Stated problem | Below is a block of records: output all of them exactly and leave out the pictures.

Information shown |
- - - - - - -
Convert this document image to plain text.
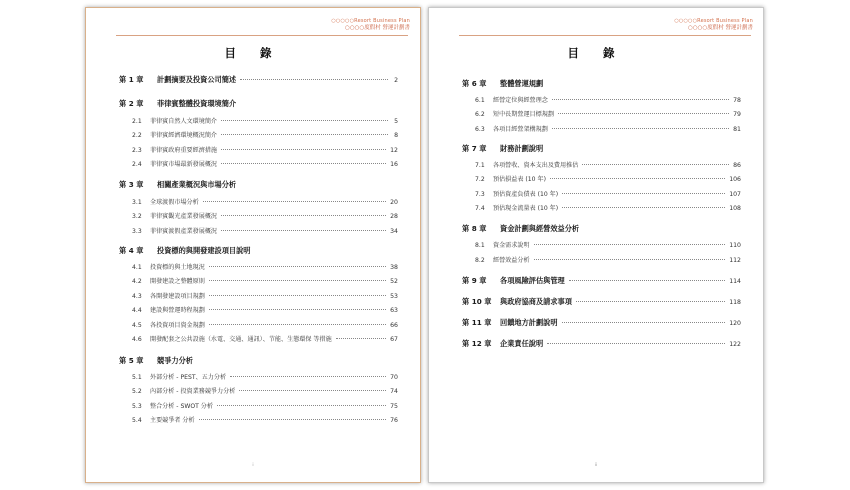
○○○○○Resort Business Plan
○○○○度假村 營運計劃書
目 錄
第 1 章	計劃摘要及投資公司簡述	2
第 2 章	菲律賓整體投資環境簡介
2.1	菲律賓自然人文環境簡介	5
2.2	菲律賓經濟環境概況簡介	8
2.3	菲律賓政府重要經濟措施	12
2.4	菲律賓市場最新發展概況	16
第 3 章	相關產業概況與市場分析
3.1	全球渡假市場分析	20
3.2	菲律賓觀光產業發展概況	28
3.3	菲律賓渡假產業發展概況	34
第 4 章	投資標的與開發建設項目說明
4.1	投資標的與土地現況	38
4.2	開發建設之整體原則	52
4.3	各開發建設項目規劃	53
4.4	建設與營運時程規劃	63
4.5	各投資項目資金規劃	66
4.6	開發配套之公共設施（水電、交通、通訊）、节能、生態環保 等措施	67
第 5 章	競爭力分析
5.1	外部分析 - PEST、五力分析	70
5.2	內部分析 - 投資業務競爭力分析	74
5.3	整合分析 - SWOT 分析	75
5.4	主要競爭者 分析	76
i
○○○○○Resort Business Plan
○○○○度假村 營運計劃書
目 錄
第 6 章	整體營運規劃
6.1	經營定位與經營理念	78
6.2	短中長期營運目標規劃	79
6.3	各項目經營架構規劃	81
第 7 章	財務計劃說明
7.1	各項營收、資本支出及費用推估	86
7.2	預估損益表 (10 年)	106
7.3	預估資產負債表 (10 年)	107
7.4	預估現金流量表 (10 年)	108
第 8 章	資金計劃與經營效益分析
8.1	資金需求說明	110
8.2	經營效益分析	112
第 9 章	各項風險評估與管理	114
第 10 章	與政府協商及請求事項	118
第 11 章	回饋地方計劃說明	120
第 12 章	企業責任說明	122
ii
- - - - - - -
Correct result |
Convert this document image to plain text.
○○○○○Resort Business Plan
○○○○度假村 營運計劃書
目 錄
第 1 章	計劃摘要及投資公司簡述	2
第 2 章	菲律賓整體投資環境簡介
2.1	菲律賓自然人文環境簡介	5
2.2	菲律賓經濟環境概況簡介	8
2.3	菲律賓政府重要經濟措施	12
2.4	菲律賓市場最新發展概況	16
第 3 章	相關產業概況與市場分析
3.1	全球渡假市場分析	20
3.2	菲律賓觀光產業發展概況	28
3.3	菲律賓渡假產業發展概況	34
第 4 章	投資標的與開發建設項目說明
4.1	投資標的與土地現況	38
4.2	開發建設之整體原則	52
4.3	各開發建設項目規劃	53
4.4	建設與營運時程規劃	63
4.5	各投資項目資金規劃	66
4.6	開發配套之公共設施（水電、交通、通訊）、节能、生態環保 等措施	67
第 5 章	競爭力分析
5.1	外部分析 - PEST、五力分析	70
5.2	內部分析 - 投資業務競爭力分析	74
5.3	整合分析 - SWOT 分析	75
5.4	主要競爭者 分析	76
i
○○○○○Resort Business Plan
○○○○度假村 營運計劃書
目 錄
第 6 章	整體營運規劃
6.1	經營定位與經營理念	78
6.2	短中長期營運目標規劃	79
6.3	各項目經營架構規劃	81
第 7 章	財務計劃說明
7.1	各項營收、資本支出及費用推估	86
7.2	預估損益表 (10 年)	106
7.3	預估資產負債表 (10 年)	107
7.4	預估現金流量表 (10 年)	108
第 8 章	資金計劃與經營效益分析
8.1	資金需求說明	110
8.2	經營效益分析	112
第 9 章	各項風險評估與管理	114
第 10 章	與政府協商及請求事項	118
第 11 章	回饋地方計劃說明	120
第 12 章	企業責任說明	122
ii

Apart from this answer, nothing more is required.